What the task asks |
Beneath this sentence is a set of records; write each of them out exactly.

Data for processing |
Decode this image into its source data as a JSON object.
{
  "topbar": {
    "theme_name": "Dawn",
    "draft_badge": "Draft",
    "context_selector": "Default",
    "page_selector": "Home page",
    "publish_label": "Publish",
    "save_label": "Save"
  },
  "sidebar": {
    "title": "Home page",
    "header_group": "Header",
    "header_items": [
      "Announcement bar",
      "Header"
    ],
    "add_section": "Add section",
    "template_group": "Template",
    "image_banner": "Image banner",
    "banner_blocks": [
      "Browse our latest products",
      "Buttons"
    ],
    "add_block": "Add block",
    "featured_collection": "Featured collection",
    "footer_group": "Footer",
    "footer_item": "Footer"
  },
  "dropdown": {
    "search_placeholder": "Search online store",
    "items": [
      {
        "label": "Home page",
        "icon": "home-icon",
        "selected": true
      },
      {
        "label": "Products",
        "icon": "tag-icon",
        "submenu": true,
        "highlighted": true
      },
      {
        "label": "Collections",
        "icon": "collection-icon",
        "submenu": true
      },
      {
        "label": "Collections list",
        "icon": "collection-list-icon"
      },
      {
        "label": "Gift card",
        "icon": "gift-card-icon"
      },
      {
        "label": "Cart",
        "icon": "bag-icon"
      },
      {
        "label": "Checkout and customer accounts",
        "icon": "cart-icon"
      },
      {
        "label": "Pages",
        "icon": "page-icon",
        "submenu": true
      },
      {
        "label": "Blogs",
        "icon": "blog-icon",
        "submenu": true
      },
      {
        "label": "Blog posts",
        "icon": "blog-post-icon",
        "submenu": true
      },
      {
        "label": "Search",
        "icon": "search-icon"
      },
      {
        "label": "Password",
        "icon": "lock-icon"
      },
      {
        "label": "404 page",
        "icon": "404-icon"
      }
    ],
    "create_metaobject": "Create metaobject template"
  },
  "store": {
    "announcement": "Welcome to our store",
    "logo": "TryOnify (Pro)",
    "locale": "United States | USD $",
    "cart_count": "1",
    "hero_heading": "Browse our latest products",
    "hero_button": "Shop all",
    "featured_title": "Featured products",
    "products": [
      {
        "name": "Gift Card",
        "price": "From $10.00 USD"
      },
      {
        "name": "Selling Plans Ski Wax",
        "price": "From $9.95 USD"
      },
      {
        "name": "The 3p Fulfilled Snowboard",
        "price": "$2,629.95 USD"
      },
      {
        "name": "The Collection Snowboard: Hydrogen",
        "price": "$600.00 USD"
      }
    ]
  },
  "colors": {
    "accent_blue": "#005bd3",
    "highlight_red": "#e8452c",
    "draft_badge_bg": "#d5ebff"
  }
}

Completed exercise |
Decode this image into its source data as a JSON object.
{
  "topbar": {
    "theme_name": "Dawn",
    "draft_badge": "Draft",
    "context_selector": "Default",
    "page_selector": "Home page",
    "publish_label": "Publish",
    "save_label": "Save"
  },
  "sidebar": {
    "title": "Home page",
    "header_group": "Header",
    "header_items": [
      "Announcement bar",
      "Header"
    ],
    "add_section": "Add section",
    "template_group": "Template",
    "image_banner": "Image banner",
    "banner_blocks": [
      "Browse our latest products",
      "Buttons"
    ],
    "add_block": "Add block",
    "featured_collection": "Featured collection",
    "footer_group": "Footer",
    "footer_item": "Footer"
  },
  "dropdown": {
    "search_placeholder": "Search online store",
    "items": [
      {
        "label": "Home page",
        "icon": "home-icon",
        "selected": true
      },
      {
        "label": "Products",
        "icon": "tag-icon",
        "submenu": true,
        "highlighted": true
      },
      {
        "label": "Collections",
        "icon": "collection-icon",
        "submenu": true
      },
      {
        "label": "Collections list",
        "icon": "collection-list-icon"
      },
      {
        "label": "Gift card",
        "icon": "gift-card-icon"
      },
      {
        "label": "Cart",
        "icon": "bag-icon"
      },
      {
        "label": "Checkout and customer accounts",
        "icon": "cart-icon"
      },
      {
        "label": "Pages",
        "icon": "page-icon",
        "submenu": true
      },
      {
        "label": "Blogs",
        "icon": "blog-icon",
        "submenu": true
      },
      {
        "label": "Blog posts",
        "icon": "blog-post-icon",
        "submenu": true
      },
      {
        "label": "Search",
        "icon": "search-icon"
      },
      {
        "label": "Password",
        "icon": "lock-icon"
      },
      {
        "label": "404 page",
        "icon": "404-icon"
      }
    ],
    "create_metaobject": "Create metaobject template"
  },
  "store": {
    "announcement": "Welcome to our store",
    "logo": "TryOnify (Pro)",
    "locale": "United States | USD $",
    "cart_count": "1",
    "hero_heading": "Browse our latest products",
    "hero_button": "Shop all",
    "featured_title": "Featured products",
    "products": [
      {
        "name": "Gift Card",
        "price": "From $10.00 USD"
      },
      {
        "name": "Selling Plans Ski Wax",
        "price": "From $9.95 USD"
      },
      {
        "name": "The 3p Fulfilled Snowboard",
        "price": "$2,629.95 USD"
      },
      {
        "name": "The Collection Snowboard: Hydrogen",
        "price": "$600.00 USD"
      }
    ]
  },
  "colors": {
    "accent_blue": "#005bd3",
    "highlight_red": "#e8452c",
    "draft_badge_bg": "#d5ebff"
  }
}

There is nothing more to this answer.